*** Opening of DATASET ENTRIES ***

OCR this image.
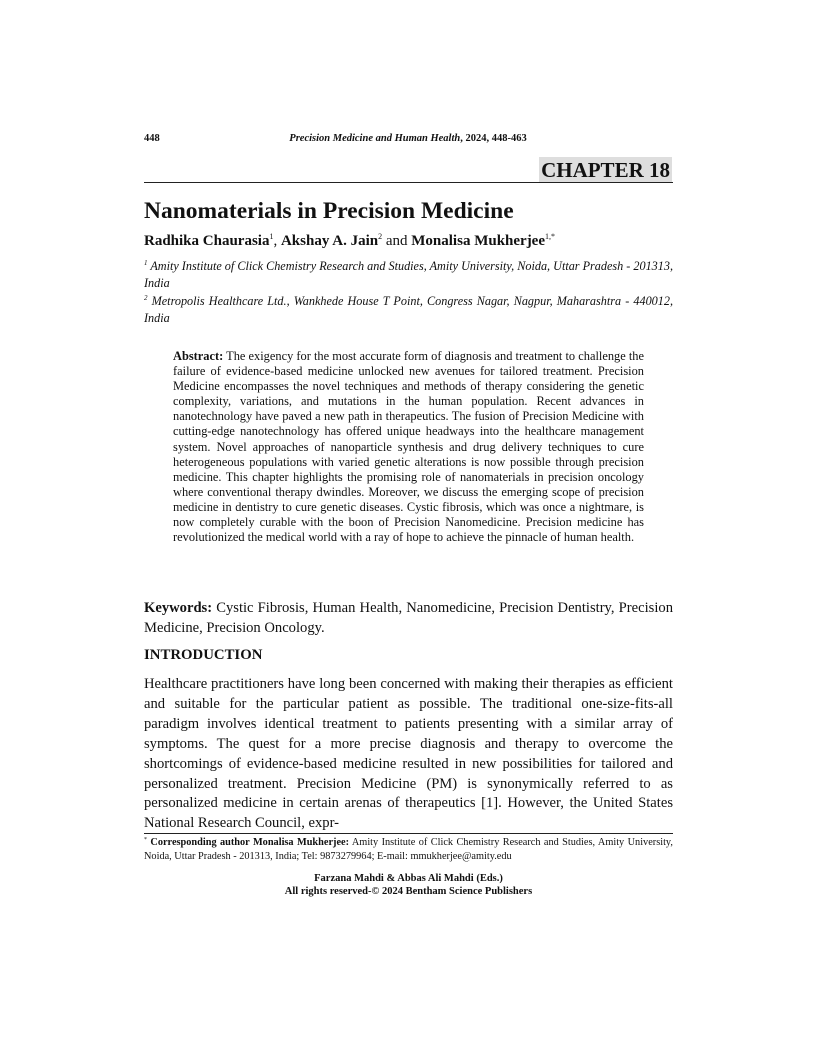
448	Precision Medicine and Human Health, 2024, 448-463
CHAPTER 18
Nanomaterials in Precision Medicine
Radhika Chaurasia$^1$, Akshay A. Jain$^2$ and Monalisa Mukherjee$^{1,*}$
$^1$ Amity Institute of Click Chemistry Research and Studies, Amity University, Noida, Uttar Pradesh - 201313, India
$^2$ Metropolis Healthcare Ltd., Wankhede House T Point, Congress Nagar, Nagpur, Maharashtra - 440012, India
Abstract: The exigency for the most accurate form of diagnosis and treatment to challenge the failure of evidence-based medicine unlocked new avenues for tailored treatment. Precision Medicine encompasses the novel techniques and methods of therapy considering the genetic complexity, variations, and mutations in the human population. Recent advances in nanotechnology have paved a new path in therapeutics. The fusion of Precision Medicine with cutting-edge nanotechnology has offered unique headways into the healthcare management system. Novel approaches of nanoparticle synthesis and drug delivery techniques to cure heterogeneous populations with varied genetic alterations is now possible through precision medicine. This chapter highlights the promising role of nanomaterials in precision oncology where conventional therapy dwindles. Moreover, we discuss the emerging scope of precision medicine in dentistry to cure genetic diseases. Cystic fibrosis, which was once a nightmare, is now completely curable with the boon of Precision Nanomedicine. Precision medicine has revolutionized the medical world with a ray of hope to achieve the pinnacle of human health.
Keywords: Cystic Fibrosis, Human Health, Nanomedicine, Precision Dentistry, Precision Medicine, Precision Oncology.
INTRODUCTION
Healthcare practitioners have long been concerned with making their therapies as efficient and suitable for the particular patient as possible. The traditional one-size-fits-all paradigm involves identical treatment to patients presenting with a similar array of symptoms. The quest for a more precise diagnosis and therapy to overcome the shortcomings of evidence-based medicine resulted in new possibilities for tailored and personalized treatment. Precision Medicine (PM) is synonymically referred to as personalized medicine in certain arenas of therapeutics [1]. However, the United States National Research Council, expr-
* Corresponding author Monalisa Mukherjee: Amity Institute of Click Chemistry Research and Studies, Amity University, Noida, Uttar Pradesh - 201313, India; Tel: 9873279964; E-mail: mmukherjee@amity.edu
Farzana Mahdi & Abbas Ali Mahdi (Eds.)
All rights reserved-© 2024 Bentham Science Publishers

*** Close of DATASET ENTRIES ***

Could you output the lines above exactly, with no pictures included?

• EXERCISE RESPONSE
OCR this image.
448	Precision Medicine and Human Health, 2024, 448-463
CHAPTER 18
Nanomaterials in Precision Medicine
Radhika Chaurasia$^1$, Akshay A. Jain$^2$ and Monalisa Mukherjee$^{1,*}$
$^1$ Amity Institute of Click Chemistry Research and Studies, Amity University, Noida, Uttar Pradesh - 201313, India
$^2$ Metropolis Healthcare Ltd., Wankhede House T Point, Congress Nagar, Nagpur, Maharashtra - 440012, India
Abstract: The exigency for the most accurate form of diagnosis and treatment to challenge the failure of evidence-based medicine unlocked new avenues for tailored treatment. Precision Medicine encompasses the novel techniques and methods of therapy considering the genetic complexity, variations, and mutations in the human population. Recent advances in nanotechnology have paved a new path in therapeutics. The fusion of Precision Medicine with cutting-edge nanotechnology has offered unique headways into the healthcare management system. Novel approaches of nanoparticle synthesis and drug delivery techniques to cure heterogeneous populations with varied genetic alterations is now possible through precision medicine. This chapter highlights the promising role of nanomaterials in precision oncology where conventional therapy dwindles. Moreover, we discuss the emerging scope of precision medicine in dentistry to cure genetic diseases. Cystic fibrosis, which was once a nightmare, is now completely curable with the boon of Precision Nanomedicine. Precision medicine has revolutionized the medical world with a ray of hope to achieve the pinnacle of human health.
Keywords: Cystic Fibrosis, Human Health, Nanomedicine, Precision Dentistry, Precision Medicine, Precision Oncology.
INTRODUCTION
Healthcare practitioners have long been concerned with making their therapies as efficient and suitable for the particular patient as possible. The traditional one-size-fits-all paradigm involves identical treatment to patients presenting with a similar array of symptoms. The quest for a more precise diagnosis and therapy to overcome the shortcomings of evidence-based medicine resulted in new possibilities for tailored and personalized treatment. Precision Medicine (PM) is synonymically referred to as personalized medicine in certain arenas of therapeutics [1]. However, the United States National Research Council, expr-
* Corresponding author Monalisa Mukherjee: Amity Institute of Click Chemistry Research and Studies, Amity University, Noida, Uttar Pradesh - 201313, India; Tel: 9873279964; E-mail: mmukherjee@amity.edu
Farzana Mahdi & Abbas Ali Mahdi (Eds.)
All rights reserved-© 2024 Bentham Science Publishers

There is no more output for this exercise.